Copy out all lines of the records in which the word "ylabel" appears.
* * * * * * * * *
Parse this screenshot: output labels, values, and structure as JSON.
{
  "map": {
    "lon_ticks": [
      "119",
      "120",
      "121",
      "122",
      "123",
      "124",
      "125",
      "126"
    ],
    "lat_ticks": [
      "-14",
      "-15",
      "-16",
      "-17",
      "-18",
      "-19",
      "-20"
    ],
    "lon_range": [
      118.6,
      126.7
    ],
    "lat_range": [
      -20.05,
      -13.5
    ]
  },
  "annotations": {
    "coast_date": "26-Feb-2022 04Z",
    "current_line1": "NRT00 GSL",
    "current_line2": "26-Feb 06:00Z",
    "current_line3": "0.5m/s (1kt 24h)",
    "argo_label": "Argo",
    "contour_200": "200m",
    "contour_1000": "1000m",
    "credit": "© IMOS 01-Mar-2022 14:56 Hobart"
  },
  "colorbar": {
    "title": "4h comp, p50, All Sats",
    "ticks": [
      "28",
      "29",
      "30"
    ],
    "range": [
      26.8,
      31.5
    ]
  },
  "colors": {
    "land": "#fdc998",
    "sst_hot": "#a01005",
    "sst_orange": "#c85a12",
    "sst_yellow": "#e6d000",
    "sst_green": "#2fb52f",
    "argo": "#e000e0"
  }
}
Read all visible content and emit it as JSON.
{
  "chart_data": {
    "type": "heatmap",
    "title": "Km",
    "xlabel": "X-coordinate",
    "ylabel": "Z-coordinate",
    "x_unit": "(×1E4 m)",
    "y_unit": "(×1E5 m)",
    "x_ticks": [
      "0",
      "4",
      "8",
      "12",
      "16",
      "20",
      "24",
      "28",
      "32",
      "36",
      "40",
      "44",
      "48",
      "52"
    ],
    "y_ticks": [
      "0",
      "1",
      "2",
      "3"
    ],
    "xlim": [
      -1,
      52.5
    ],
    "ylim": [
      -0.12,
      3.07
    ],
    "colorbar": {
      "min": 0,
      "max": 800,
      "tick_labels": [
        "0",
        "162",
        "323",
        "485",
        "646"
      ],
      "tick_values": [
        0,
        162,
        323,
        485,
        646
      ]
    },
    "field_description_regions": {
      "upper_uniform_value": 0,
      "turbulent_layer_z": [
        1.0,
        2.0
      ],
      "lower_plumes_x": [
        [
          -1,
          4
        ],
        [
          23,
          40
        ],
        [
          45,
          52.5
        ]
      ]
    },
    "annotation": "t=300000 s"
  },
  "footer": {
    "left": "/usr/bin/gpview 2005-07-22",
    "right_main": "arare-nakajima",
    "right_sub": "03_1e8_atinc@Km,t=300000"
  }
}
* * * * * * * * *
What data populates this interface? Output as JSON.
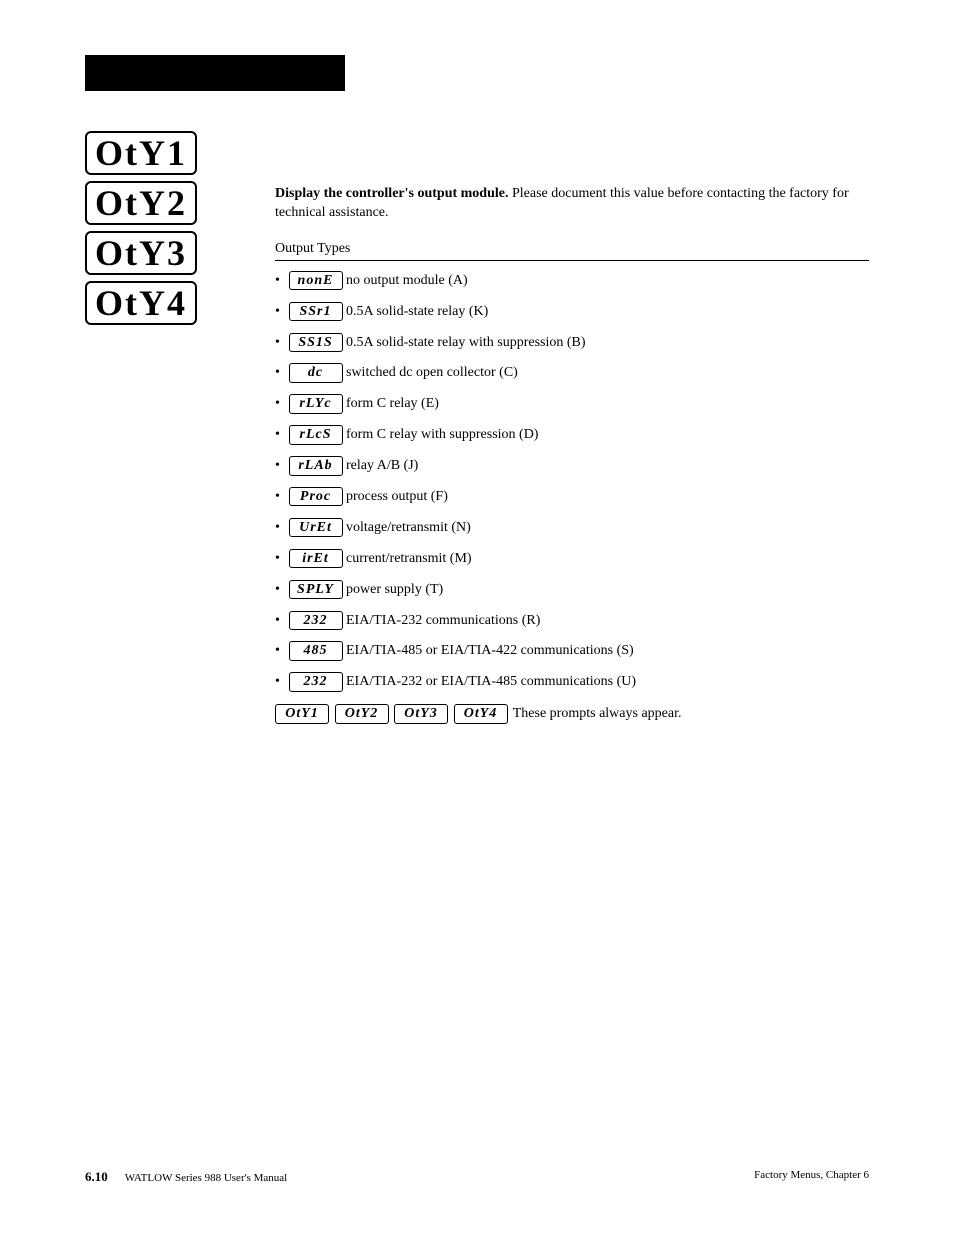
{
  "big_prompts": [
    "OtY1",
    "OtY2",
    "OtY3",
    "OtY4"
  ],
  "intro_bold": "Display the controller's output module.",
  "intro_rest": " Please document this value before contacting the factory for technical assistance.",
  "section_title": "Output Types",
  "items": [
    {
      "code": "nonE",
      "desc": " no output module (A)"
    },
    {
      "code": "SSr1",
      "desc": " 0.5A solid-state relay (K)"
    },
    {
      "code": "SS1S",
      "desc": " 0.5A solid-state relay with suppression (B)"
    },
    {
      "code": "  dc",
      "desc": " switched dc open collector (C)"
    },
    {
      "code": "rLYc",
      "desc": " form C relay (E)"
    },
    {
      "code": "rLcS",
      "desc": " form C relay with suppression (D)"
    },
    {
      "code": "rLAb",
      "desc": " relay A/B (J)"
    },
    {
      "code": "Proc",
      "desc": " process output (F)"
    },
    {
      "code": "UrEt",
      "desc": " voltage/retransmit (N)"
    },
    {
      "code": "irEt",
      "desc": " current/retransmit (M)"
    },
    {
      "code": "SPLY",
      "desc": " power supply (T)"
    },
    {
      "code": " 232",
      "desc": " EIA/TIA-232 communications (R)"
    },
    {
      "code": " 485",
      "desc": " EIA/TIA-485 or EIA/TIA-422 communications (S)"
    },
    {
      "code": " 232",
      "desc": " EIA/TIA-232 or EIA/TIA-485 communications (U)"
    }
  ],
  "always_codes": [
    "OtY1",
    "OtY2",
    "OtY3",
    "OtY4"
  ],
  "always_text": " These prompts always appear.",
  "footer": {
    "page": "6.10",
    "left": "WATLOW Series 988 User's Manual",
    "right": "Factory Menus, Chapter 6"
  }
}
* * * * * * * * *
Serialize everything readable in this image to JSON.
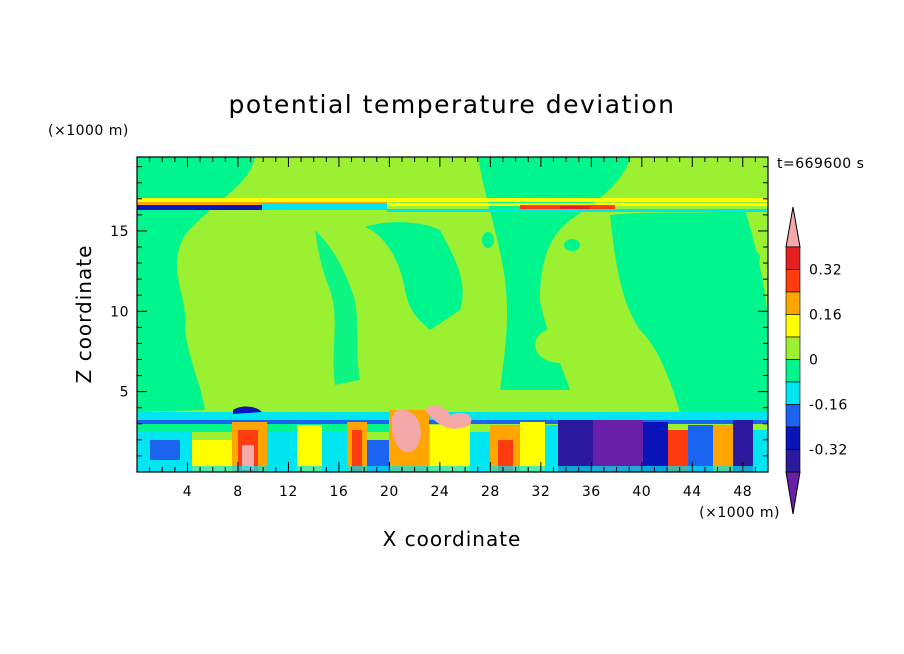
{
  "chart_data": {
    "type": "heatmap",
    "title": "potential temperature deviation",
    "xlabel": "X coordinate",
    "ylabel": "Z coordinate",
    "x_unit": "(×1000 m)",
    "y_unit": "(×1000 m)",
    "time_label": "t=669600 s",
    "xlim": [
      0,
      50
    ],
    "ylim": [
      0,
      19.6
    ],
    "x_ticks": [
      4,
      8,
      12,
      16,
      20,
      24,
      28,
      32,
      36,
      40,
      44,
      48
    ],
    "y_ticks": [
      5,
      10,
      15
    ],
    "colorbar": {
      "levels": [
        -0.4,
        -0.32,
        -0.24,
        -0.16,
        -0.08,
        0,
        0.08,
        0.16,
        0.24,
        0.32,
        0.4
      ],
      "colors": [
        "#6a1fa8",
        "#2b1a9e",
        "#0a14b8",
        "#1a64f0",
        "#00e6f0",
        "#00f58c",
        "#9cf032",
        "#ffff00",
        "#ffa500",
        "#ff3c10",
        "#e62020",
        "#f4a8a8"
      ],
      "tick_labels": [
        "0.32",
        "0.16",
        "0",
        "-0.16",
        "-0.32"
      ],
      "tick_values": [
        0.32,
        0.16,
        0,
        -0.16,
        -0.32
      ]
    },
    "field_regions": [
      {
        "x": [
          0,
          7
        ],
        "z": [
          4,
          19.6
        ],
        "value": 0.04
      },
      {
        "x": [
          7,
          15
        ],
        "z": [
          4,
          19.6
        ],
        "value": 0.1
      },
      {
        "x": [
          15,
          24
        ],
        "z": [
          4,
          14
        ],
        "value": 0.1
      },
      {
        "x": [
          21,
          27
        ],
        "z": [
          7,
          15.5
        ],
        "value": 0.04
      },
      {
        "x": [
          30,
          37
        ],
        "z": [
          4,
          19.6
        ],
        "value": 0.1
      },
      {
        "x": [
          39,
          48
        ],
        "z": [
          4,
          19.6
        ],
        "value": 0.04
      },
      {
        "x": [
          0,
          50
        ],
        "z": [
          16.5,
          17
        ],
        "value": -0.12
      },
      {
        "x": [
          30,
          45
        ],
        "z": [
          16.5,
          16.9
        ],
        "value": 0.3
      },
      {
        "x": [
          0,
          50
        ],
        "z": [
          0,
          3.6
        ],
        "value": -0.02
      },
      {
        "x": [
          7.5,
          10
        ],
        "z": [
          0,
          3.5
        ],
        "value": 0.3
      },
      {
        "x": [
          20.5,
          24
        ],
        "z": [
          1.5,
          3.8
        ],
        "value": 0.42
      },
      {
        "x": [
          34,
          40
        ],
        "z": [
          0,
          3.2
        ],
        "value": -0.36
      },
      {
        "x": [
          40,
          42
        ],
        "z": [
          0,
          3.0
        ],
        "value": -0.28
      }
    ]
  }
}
* * * * * * * * *
Task output
    "ylabel": "Z-coordinate",
    "ylabel": "Z coordinate",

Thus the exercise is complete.